§ **Task brief**:
Copy out each of the following lines word for word.

— Begin Data for this task —

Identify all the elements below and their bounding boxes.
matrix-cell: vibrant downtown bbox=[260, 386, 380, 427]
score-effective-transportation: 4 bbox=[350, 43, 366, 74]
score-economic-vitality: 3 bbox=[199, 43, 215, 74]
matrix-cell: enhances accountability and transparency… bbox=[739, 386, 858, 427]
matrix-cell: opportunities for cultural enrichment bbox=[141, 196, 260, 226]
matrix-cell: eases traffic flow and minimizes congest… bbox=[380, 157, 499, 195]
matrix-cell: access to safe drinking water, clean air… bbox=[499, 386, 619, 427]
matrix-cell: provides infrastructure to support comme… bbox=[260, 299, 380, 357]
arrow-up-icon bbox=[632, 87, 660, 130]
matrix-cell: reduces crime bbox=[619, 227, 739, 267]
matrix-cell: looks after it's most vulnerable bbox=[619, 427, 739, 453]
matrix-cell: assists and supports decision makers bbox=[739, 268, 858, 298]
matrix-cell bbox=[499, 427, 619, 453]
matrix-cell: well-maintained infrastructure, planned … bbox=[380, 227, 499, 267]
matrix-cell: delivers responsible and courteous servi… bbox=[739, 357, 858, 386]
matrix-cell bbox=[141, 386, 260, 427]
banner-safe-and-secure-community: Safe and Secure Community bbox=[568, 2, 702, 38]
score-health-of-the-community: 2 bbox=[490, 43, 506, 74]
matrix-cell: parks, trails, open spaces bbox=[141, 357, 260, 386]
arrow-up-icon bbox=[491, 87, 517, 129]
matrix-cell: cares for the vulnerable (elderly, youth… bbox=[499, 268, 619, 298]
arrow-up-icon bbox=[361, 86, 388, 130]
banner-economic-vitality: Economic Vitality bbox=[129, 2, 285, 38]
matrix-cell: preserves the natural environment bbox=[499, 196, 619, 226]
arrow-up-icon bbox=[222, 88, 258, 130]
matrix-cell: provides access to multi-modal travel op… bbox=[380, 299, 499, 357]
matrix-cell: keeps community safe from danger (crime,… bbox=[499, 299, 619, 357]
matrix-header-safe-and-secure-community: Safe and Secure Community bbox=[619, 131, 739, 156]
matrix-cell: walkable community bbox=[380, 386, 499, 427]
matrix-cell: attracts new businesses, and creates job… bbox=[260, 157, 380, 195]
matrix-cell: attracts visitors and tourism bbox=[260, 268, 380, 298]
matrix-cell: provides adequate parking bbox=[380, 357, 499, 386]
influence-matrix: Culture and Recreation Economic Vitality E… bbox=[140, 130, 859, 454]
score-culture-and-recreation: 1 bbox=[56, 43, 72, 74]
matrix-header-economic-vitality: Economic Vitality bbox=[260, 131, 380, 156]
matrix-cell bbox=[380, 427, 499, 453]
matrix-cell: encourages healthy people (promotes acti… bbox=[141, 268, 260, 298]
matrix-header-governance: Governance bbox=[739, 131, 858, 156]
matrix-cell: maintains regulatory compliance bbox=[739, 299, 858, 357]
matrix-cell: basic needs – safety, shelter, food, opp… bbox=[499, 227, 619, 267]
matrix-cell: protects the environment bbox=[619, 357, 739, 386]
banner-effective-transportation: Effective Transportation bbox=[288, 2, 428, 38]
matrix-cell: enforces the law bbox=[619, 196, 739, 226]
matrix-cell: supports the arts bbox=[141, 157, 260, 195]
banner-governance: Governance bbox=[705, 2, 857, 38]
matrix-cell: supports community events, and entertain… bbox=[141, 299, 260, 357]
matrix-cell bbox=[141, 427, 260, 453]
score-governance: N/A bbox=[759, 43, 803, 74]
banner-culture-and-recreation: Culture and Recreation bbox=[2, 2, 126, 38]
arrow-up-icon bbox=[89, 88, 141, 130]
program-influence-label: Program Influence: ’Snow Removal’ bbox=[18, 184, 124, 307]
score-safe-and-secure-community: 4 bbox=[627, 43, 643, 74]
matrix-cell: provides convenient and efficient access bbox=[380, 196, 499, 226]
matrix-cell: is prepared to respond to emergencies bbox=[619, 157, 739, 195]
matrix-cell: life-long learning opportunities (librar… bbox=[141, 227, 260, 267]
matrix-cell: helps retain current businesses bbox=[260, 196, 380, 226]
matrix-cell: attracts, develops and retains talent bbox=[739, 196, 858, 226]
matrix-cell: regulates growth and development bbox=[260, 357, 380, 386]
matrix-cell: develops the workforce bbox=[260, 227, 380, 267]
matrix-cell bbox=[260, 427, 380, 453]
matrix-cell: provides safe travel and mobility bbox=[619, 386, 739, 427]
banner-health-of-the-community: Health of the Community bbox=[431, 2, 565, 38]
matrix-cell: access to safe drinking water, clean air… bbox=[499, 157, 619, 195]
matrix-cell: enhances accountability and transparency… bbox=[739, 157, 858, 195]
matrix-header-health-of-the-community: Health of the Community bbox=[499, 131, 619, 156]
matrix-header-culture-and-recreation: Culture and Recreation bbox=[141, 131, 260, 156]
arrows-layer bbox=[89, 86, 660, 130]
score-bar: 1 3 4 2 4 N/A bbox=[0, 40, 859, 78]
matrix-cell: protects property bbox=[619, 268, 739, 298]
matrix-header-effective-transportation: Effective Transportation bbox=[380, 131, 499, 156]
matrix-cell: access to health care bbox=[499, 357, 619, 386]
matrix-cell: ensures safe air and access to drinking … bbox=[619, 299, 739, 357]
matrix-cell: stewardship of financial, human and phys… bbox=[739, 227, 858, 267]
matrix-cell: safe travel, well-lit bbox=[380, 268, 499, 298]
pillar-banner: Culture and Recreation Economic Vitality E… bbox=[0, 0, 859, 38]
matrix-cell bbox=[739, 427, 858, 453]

— End Data for this task —

§ **Problem solution**:
Identify all the elements below and their bounding boxes.
matrix-cell: vibrant downtown bbox=[260, 386, 380, 427]
score-effective-transportation: 4 bbox=[350, 43, 366, 74]
score-economic-vitality: 3 bbox=[199, 43, 215, 74]
matrix-cell: enhances accountability and transparency… bbox=[739, 386, 858, 427]
matrix-cell: opportunities for cultural enrichment bbox=[141, 196, 260, 226]
matrix-cell: eases traffic flow and minimizes congest… bbox=[380, 157, 499, 195]
matrix-cell: access to safe drinking water, clean air… bbox=[499, 386, 619, 427]
matrix-cell: provides infrastructure to support comme… bbox=[260, 299, 380, 357]
arrow-up-icon bbox=[632, 87, 660, 130]
matrix-cell: reduces crime bbox=[619, 227, 739, 267]
matrix-cell: looks after it's most vulnerable bbox=[619, 427, 739, 453]
matrix-cell: assists and supports decision makers bbox=[739, 268, 858, 298]
matrix-cell bbox=[499, 427, 619, 453]
matrix-cell: well-maintained infrastructure, planned … bbox=[380, 227, 499, 267]
matrix-cell: delivers responsible and courteous servi… bbox=[739, 357, 858, 386]
matrix-cell bbox=[141, 386, 260, 427]
banner-safe-and-secure-community: Safe and Secure Community bbox=[568, 2, 702, 38]
score-health-of-the-community: 2 bbox=[490, 43, 506, 74]
matrix-cell: parks, trails, open spaces bbox=[141, 357, 260, 386]
arrow-up-icon bbox=[491, 87, 517, 129]
matrix-cell: cares for the vulnerable (elderly, youth… bbox=[499, 268, 619, 298]
arrow-up-icon bbox=[361, 86, 388, 130]
banner-economic-vitality: Economic Vitality bbox=[129, 2, 285, 38]
matrix-cell: preserves the natural environment bbox=[499, 196, 619, 226]
arrow-up-icon bbox=[222, 88, 258, 130]
matrix-cell: provides access to multi-modal travel op… bbox=[380, 299, 499, 357]
matrix-cell: keeps community safe from danger (crime,… bbox=[499, 299, 619, 357]
matrix-header-safe-and-secure-community: Safe and Secure Community bbox=[619, 131, 739, 156]
matrix-cell: walkable community bbox=[380, 386, 499, 427]
matrix-cell: attracts new businesses, and creates job… bbox=[260, 157, 380, 195]
matrix-cell: attracts visitors and tourism bbox=[260, 268, 380, 298]
matrix-cell: provides adequate parking bbox=[380, 357, 499, 386]
influence-matrix: Culture and Recreation Economic Vitality E… bbox=[140, 130, 859, 454]
score-culture-and-recreation: 1 bbox=[56, 43, 72, 74]
matrix-header-economic-vitality: Economic Vitality bbox=[260, 131, 380, 156]
matrix-cell bbox=[380, 427, 499, 453]
matrix-cell: encourages healthy people (promotes acti… bbox=[141, 268, 260, 298]
matrix-header-governance: Governance bbox=[739, 131, 858, 156]
matrix-cell: maintains regulatory compliance bbox=[739, 299, 858, 357]
matrix-cell: basic needs – safety, shelter, food, opp… bbox=[499, 227, 619, 267]
matrix-cell: protects the environment bbox=[619, 357, 739, 386]
banner-effective-transportation: Effective Transportation bbox=[288, 2, 428, 38]
matrix-cell: enforces the law bbox=[619, 196, 739, 226]
matrix-cell: supports the arts bbox=[141, 157, 260, 195]
banner-governance: Governance bbox=[705, 2, 857, 38]
matrix-cell: supports community events, and entertain… bbox=[141, 299, 260, 357]
matrix-cell bbox=[141, 427, 260, 453]
score-governance: N/A bbox=[759, 43, 803, 74]
banner-culture-and-recreation: Culture and Recreation bbox=[2, 2, 126, 38]
arrow-up-icon bbox=[89, 88, 141, 130]
program-influence-label: Program Influence: ’Snow Removal’ bbox=[18, 184, 124, 307]
score-safe-and-secure-community: 4 bbox=[627, 43, 643, 74]
matrix-cell: provides convenient and efficient access bbox=[380, 196, 499, 226]
matrix-cell: is prepared to respond to emergencies bbox=[619, 157, 739, 195]
matrix-cell: life-long learning opportunities (librar… bbox=[141, 227, 260, 267]
matrix-cell: helps retain current businesses bbox=[260, 196, 380, 226]
matrix-cell: attracts, develops and retains talent bbox=[739, 196, 858, 226]
matrix-cell: regulates growth and development bbox=[260, 357, 380, 386]
matrix-cell: develops the workforce bbox=[260, 227, 380, 267]
matrix-cell bbox=[260, 427, 380, 453]
matrix-cell: provides safe travel and mobility bbox=[619, 386, 739, 427]
banner-health-of-the-community: Health of the Community bbox=[431, 2, 565, 38]
matrix-cell: access to safe drinking water, clean air… bbox=[499, 157, 619, 195]
matrix-cell: enhances accountability and transparency… bbox=[739, 157, 858, 195]
matrix-header-health-of-the-community: Health of the Community bbox=[499, 131, 619, 156]
matrix-header-culture-and-recreation: Culture and Recreation bbox=[141, 131, 260, 156]
arrows-layer bbox=[89, 86, 660, 130]
score-bar: 1 3 4 2 4 N/A bbox=[0, 40, 859, 78]
matrix-cell: protects property bbox=[619, 268, 739, 298]
matrix-header-effective-transportation: Effective Transportation bbox=[380, 131, 499, 156]
matrix-cell: access to health care bbox=[499, 357, 619, 386]
matrix-cell: ensures safe air and access to drinking … bbox=[619, 299, 739, 357]
matrix-cell: stewardship of financial, human and phys… bbox=[739, 227, 858, 267]
matrix-cell: safe travel, well-lit bbox=[380, 268, 499, 298]
pillar-banner: Culture and Recreation Economic Vitality E… bbox=[0, 0, 859, 38]
matrix-cell bbox=[739, 427, 858, 453]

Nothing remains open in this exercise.